**Task description**
Read the records and gather each line that includes "type".

**Provided records**
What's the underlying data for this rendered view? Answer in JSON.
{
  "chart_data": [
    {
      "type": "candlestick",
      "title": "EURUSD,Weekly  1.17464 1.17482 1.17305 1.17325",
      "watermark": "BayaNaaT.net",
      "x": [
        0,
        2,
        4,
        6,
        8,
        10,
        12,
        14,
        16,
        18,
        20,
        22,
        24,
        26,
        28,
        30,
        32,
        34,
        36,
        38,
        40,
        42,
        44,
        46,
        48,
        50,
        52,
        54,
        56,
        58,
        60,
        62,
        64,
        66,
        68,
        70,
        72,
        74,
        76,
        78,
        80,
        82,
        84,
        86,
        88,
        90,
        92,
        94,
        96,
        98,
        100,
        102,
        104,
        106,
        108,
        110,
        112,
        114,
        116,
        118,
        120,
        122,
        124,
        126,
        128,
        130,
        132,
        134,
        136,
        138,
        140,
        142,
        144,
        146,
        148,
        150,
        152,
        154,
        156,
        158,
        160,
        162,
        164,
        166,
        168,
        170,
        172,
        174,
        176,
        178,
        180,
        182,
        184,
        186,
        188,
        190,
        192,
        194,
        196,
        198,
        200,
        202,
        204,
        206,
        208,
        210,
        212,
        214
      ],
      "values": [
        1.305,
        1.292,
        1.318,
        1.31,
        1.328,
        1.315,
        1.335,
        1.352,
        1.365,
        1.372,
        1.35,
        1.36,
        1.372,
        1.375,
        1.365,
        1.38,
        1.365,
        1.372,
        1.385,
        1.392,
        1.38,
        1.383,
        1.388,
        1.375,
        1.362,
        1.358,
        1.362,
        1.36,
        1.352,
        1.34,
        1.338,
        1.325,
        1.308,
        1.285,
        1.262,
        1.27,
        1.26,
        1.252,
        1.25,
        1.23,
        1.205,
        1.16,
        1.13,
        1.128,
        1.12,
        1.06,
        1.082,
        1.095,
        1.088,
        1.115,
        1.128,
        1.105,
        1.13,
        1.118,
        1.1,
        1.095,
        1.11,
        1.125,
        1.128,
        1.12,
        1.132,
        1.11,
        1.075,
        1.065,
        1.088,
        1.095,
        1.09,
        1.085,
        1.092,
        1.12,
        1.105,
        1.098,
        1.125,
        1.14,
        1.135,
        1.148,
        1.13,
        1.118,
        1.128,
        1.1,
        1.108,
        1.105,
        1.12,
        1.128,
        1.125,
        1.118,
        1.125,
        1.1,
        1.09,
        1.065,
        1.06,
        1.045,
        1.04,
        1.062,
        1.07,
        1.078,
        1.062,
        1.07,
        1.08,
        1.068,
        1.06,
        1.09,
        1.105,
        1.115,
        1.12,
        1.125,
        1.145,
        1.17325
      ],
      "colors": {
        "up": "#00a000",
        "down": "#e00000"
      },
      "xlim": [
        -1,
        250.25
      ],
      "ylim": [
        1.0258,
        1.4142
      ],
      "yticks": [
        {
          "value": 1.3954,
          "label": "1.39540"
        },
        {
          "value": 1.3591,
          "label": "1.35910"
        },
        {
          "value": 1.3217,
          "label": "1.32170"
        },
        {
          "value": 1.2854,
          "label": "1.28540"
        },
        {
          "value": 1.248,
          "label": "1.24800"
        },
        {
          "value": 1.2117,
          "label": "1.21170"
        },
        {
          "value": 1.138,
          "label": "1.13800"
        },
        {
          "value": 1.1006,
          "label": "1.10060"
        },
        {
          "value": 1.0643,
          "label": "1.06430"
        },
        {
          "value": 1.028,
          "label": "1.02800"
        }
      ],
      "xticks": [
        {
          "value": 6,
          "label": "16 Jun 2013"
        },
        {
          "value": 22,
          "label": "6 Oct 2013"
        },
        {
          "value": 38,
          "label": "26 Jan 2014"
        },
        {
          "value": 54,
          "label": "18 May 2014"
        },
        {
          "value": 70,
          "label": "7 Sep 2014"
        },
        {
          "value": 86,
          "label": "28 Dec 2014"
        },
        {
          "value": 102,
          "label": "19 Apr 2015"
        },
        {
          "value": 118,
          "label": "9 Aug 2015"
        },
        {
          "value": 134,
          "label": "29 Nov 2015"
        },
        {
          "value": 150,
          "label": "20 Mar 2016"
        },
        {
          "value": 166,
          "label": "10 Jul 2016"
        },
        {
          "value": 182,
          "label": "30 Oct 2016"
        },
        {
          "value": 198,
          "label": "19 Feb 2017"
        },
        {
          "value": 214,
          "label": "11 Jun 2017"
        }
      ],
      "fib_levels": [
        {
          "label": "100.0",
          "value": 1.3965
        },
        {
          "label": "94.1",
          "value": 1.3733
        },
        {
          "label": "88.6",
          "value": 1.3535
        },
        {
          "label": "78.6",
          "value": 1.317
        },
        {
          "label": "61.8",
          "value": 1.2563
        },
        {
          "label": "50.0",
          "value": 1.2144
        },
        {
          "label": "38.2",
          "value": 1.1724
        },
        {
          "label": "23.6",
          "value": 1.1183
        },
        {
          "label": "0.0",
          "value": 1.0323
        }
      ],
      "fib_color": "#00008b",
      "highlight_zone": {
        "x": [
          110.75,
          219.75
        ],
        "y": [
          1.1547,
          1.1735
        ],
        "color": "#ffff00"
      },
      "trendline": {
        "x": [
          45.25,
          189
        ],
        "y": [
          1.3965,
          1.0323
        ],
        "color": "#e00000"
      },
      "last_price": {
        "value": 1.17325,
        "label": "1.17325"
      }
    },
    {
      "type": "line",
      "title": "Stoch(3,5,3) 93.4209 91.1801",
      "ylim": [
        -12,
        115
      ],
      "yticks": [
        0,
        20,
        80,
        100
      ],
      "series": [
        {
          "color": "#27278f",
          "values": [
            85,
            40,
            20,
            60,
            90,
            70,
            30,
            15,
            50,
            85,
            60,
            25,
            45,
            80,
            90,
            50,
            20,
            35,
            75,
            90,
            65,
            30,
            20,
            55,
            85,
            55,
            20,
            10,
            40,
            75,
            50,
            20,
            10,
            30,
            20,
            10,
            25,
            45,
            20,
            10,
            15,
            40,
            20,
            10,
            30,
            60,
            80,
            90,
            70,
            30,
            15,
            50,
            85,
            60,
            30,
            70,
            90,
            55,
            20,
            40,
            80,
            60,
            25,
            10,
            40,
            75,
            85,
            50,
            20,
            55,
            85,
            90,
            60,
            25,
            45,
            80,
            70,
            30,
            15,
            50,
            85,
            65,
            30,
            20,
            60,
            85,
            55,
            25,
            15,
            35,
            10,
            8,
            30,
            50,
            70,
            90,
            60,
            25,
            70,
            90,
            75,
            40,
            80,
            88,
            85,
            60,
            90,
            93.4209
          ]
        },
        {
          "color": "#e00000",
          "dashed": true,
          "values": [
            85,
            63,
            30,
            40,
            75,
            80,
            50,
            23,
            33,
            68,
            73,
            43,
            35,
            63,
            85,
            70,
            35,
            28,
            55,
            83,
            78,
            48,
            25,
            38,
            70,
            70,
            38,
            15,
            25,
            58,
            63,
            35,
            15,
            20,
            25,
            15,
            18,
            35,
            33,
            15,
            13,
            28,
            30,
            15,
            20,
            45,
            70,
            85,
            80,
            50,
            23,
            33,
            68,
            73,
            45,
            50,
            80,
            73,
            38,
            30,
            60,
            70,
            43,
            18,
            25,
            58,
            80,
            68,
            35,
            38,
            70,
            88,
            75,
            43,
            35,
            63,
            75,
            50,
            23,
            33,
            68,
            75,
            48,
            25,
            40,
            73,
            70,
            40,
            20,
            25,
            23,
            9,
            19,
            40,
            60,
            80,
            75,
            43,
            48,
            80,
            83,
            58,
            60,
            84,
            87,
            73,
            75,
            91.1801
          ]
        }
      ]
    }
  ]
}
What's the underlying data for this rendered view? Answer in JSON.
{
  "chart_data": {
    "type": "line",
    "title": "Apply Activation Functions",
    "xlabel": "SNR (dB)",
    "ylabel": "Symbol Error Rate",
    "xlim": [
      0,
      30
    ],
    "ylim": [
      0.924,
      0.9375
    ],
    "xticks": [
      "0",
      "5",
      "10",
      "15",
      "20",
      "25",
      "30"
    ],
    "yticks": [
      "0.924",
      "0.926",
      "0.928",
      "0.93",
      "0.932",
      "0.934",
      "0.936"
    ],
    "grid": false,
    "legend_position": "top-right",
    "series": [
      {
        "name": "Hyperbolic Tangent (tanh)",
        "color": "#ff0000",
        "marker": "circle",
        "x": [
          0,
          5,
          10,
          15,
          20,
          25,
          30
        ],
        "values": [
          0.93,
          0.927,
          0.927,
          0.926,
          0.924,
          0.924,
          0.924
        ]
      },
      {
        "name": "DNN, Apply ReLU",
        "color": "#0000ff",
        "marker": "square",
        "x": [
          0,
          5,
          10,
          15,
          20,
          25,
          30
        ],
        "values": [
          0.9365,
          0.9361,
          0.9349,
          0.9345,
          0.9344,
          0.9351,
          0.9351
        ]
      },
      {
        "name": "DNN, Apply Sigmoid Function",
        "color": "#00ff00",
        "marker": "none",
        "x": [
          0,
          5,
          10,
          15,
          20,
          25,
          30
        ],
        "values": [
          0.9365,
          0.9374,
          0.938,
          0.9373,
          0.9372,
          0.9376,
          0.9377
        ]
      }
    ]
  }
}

**Full response**
      "type": "candlestick",
      "type": "line",
    "type": "line",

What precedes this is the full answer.